- WHAT IS REQUIRED -
Go through the listing below and gather every line with the word "data".

- MATERIAL FOR THIS TASK -
- - -
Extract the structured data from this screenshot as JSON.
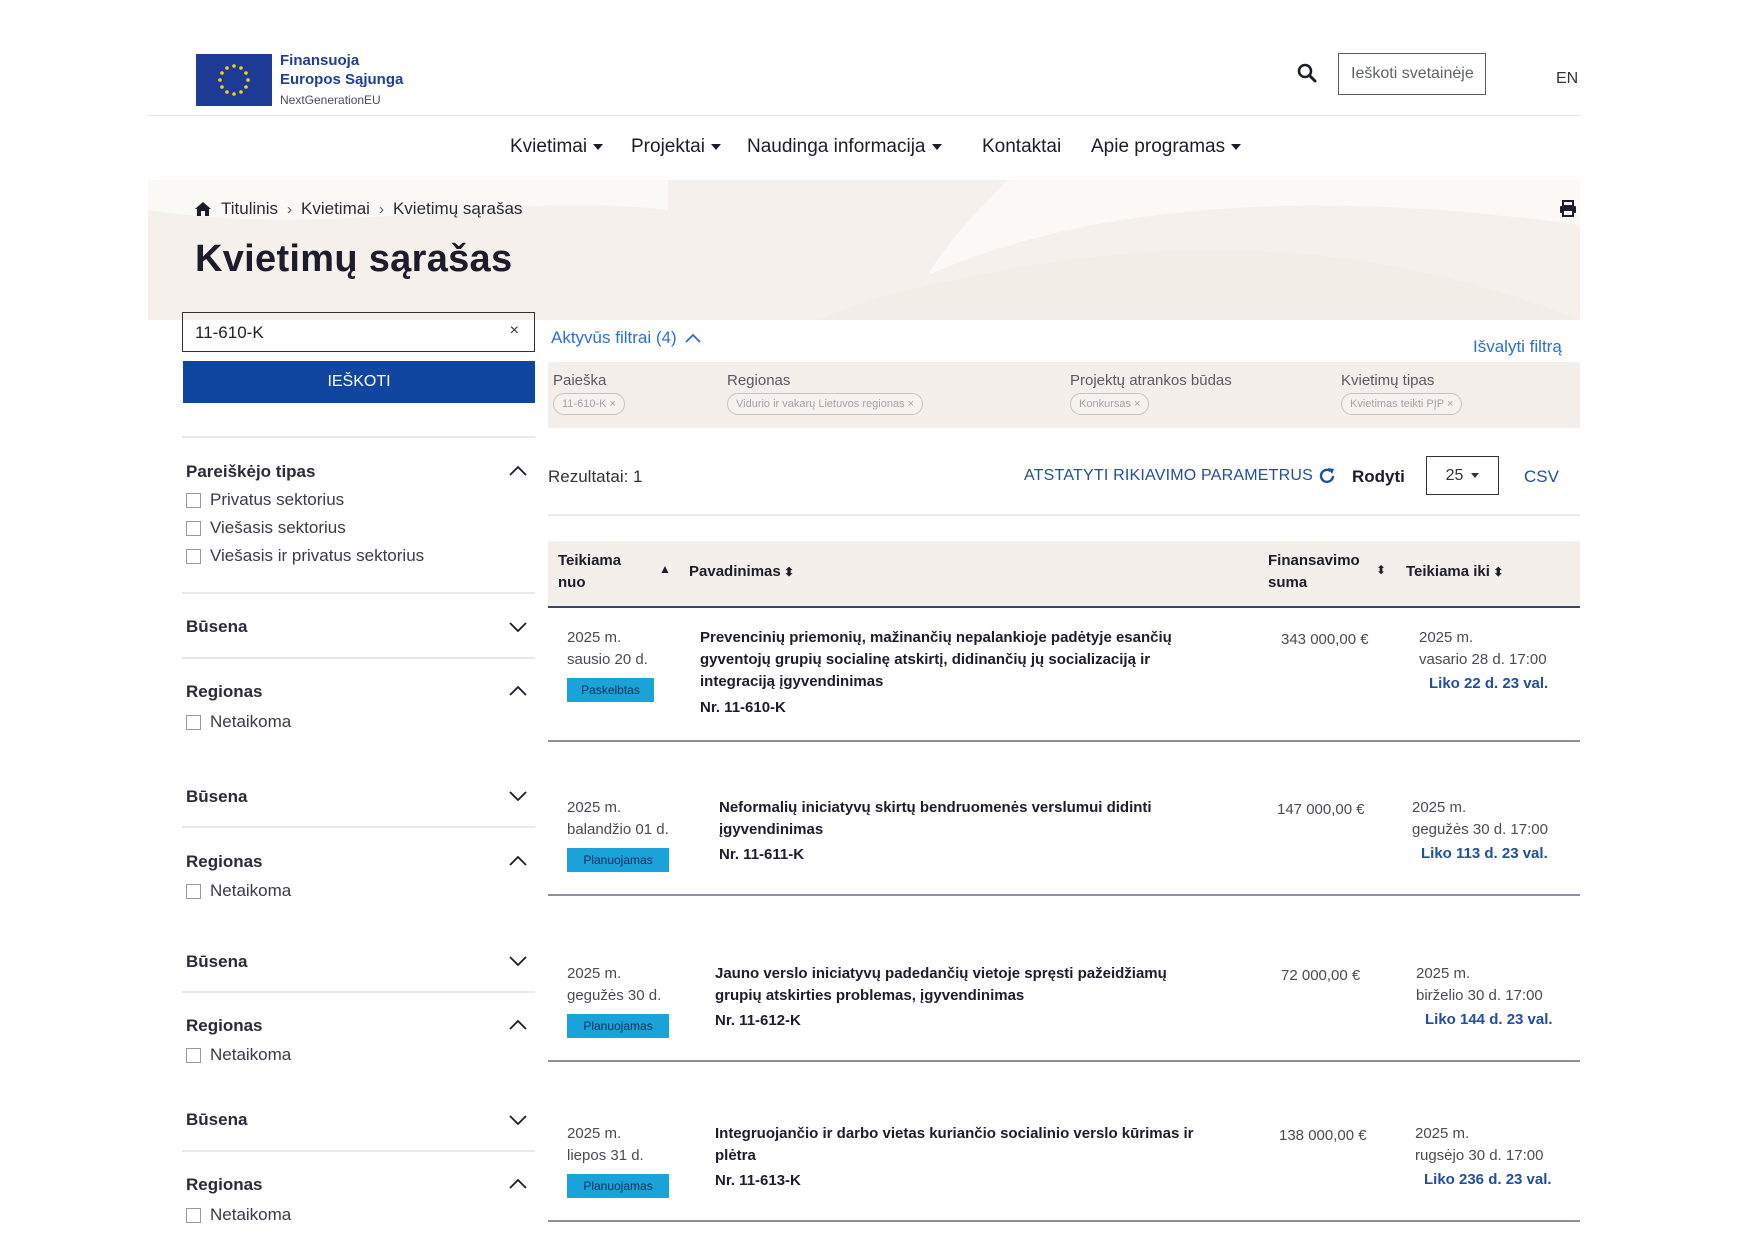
{
  "header": {
    "logo_line1": "Finansuoja",
    "logo_line2": "Europos Sąjunga",
    "logo_line3": "NextGenerationEU",
    "search_placeholder": "Ieškoti svetainėje",
    "lang": "EN"
  },
  "nav": {
    "items": [
      {
        "label": "Kvietimai",
        "dropdown": true
      },
      {
        "label": "Projektai",
        "dropdown": true
      },
      {
        "label": "Naudinga informacija",
        "dropdown": true
      },
      {
        "label": "Kontaktai",
        "dropdown": false
      },
      {
        "label": "Apie programas",
        "dropdown": true
      }
    ]
  },
  "breadcrumb": [
    "Titulinis",
    "Kvietimai",
    "Kvietimų sąrašas"
  ],
  "page_title": "Kvietimų sąrašas",
  "sidebar": {
    "query_value": "11-610-K",
    "clear_symbol": "×",
    "search_button": "IEŠKOTI",
    "facets": [
      {
        "title": "Pareiškėjo tipas",
        "expanded": true,
        "options": [
          "Privatus sektorius",
          "Viešasis sektorius",
          "Viešasis ir privatus sektorius"
        ]
      },
      {
        "title": "Būsena",
        "expanded": false,
        "options": []
      },
      {
        "title": "Regionas",
        "expanded": true,
        "options": [
          "Netaikoma"
        ]
      },
      {
        "title": "Būsena",
        "expanded": false,
        "options": []
      },
      {
        "title": "Regionas",
        "expanded": true,
        "options": [
          "Netaikoma"
        ]
      },
      {
        "title": "Būsena",
        "expanded": false,
        "options": []
      },
      {
        "title": "Regionas",
        "expanded": true,
        "options": [
          "Netaikoma"
        ]
      },
      {
        "title": "Būsena",
        "expanded": false,
        "options": []
      },
      {
        "title": "Regionas",
        "expanded": true,
        "options": [
          "Netaikoma"
        ]
      }
    ]
  },
  "filters": {
    "title": "Aktyvūs filtrai (4)",
    "clear_label": "Išvalyti filtrą",
    "groups": [
      {
        "label": "Paieška",
        "chip": "11-610-K ×"
      },
      {
        "label": "Regionas",
        "chip": "Vidurio ir vakarų Lietuvos regionas ×"
      },
      {
        "label": "Projektų atrankos būdas",
        "chip": "Konkursas ×"
      },
      {
        "label": "Kvietimų tipas",
        "chip": "Kvietimas teikti PĮP ×"
      }
    ]
  },
  "results": {
    "count_label": "Rezultatai: 1",
    "reset_sort": "ATSTATYTI RIKIAVIMO PARAMETRUS",
    "show_label": "Rodyti",
    "page_size": "25",
    "csv": "CSV"
  },
  "table": {
    "col_from_1": "Teikiama",
    "col_from_2": "nuo",
    "col_name": "Pavadinimas",
    "col_amount_1": "Finansavimo",
    "col_amount_2": "suma",
    "col_until": "Teikiama iki",
    "rows": [
      {
        "from_1": "2025 m.",
        "from_2": "sausio 20 d.",
        "status": "Paskelbtas",
        "title_1": "Prevencinių priemonių, mažinančių nepalankioje padėtyje esančių",
        "title_2": "gyventojų grupių socialinę atskirtį, didinančių jų socializaciją ir",
        "title_3": "integraciją įgyvendinimas",
        "number": "Nr. 11-610-K",
        "amount": "343 000,00 €",
        "until_1": "2025 m.",
        "until_2": "vasario 28 d. 17:00",
        "remaining": "Liko 22 d. 23 val."
      },
      {
        "from_1": "2025 m.",
        "from_2": "balandžio 01 d.",
        "status": "Planuojamas",
        "title_1": "Neformalių iniciatyvų skirtų bendruomenės verslumui didinti",
        "title_2": "įgyvendinimas",
        "number": "Nr. 11-611-K",
        "amount": "147 000,00 €",
        "until_1": "2025 m.",
        "until_2": "gegužės 30 d. 17:00",
        "remaining": "Liko 113 d. 23 val."
      },
      {
        "from_1": "2025 m.",
        "from_2": "gegužės 30 d.",
        "status": "Planuojamas",
        "title_1": "Jauno verslo iniciatyvų padedančių vietoje spręsti pažeidžiamų",
        "title_2": "grupių atskirties problemas, įgyvendinimas",
        "number": "Nr. 11-612-K",
        "amount": "72 000,00 €",
        "until_1": "2025 m.",
        "until_2": "birželio 30 d. 17:00",
        "remaining": "Liko 144 d. 23 val."
      },
      {
        "from_1": "2025 m.",
        "from_2": "liepos 31 d.",
        "status": "Planuojamas",
        "title_1": "Integruojančio ir darbo vietas kuriančio socialinio verslo kūrimas ir",
        "title_2": "plėtra",
        "number": "Nr. 11-613-K",
        "amount": "138 000,00 €",
        "until_1": "2025 m.",
        "until_2": "rugsėjo 30 d. 17:00",
        "remaining": "Liko 236 d. 23 val."
      }
    ]
  },
  "colors": {
    "primary": "#1146a0",
    "link": "#2a6fd6",
    "badge": "#19a3d8",
    "hero": "#f3ede7"
  }
}
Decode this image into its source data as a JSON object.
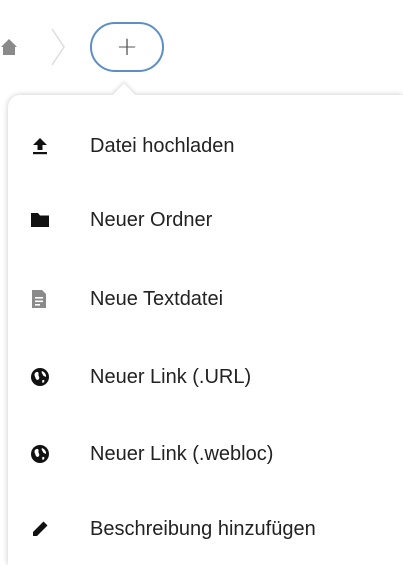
{
  "breadcrumb": {
    "home_icon": "home-icon",
    "add_button_label": "+"
  },
  "menu": {
    "items": [
      {
        "label": "Datei hochladen",
        "icon": "upload-icon"
      },
      {
        "label": "Neuer Ordner",
        "icon": "folder-icon"
      },
      {
        "label": "Neue Textdatei",
        "icon": "text-file-icon"
      },
      {
        "label": "Neuer Link (.URL)",
        "icon": "globe-icon"
      },
      {
        "label": "Neuer Link (.webloc)",
        "icon": "globe-icon"
      },
      {
        "label": "Beschreibung hinzufügen",
        "icon": "pencil-icon"
      }
    ]
  },
  "colors": {
    "accent_border": "#5c8fc6",
    "text": "#222222",
    "icon_dark": "#111111",
    "icon_muted": "#8a8a8a"
  }
}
- - -
- OUTPUT -
Extract the structured data from this screenshot as JSON.
Decode this image into its source data as a JSON object.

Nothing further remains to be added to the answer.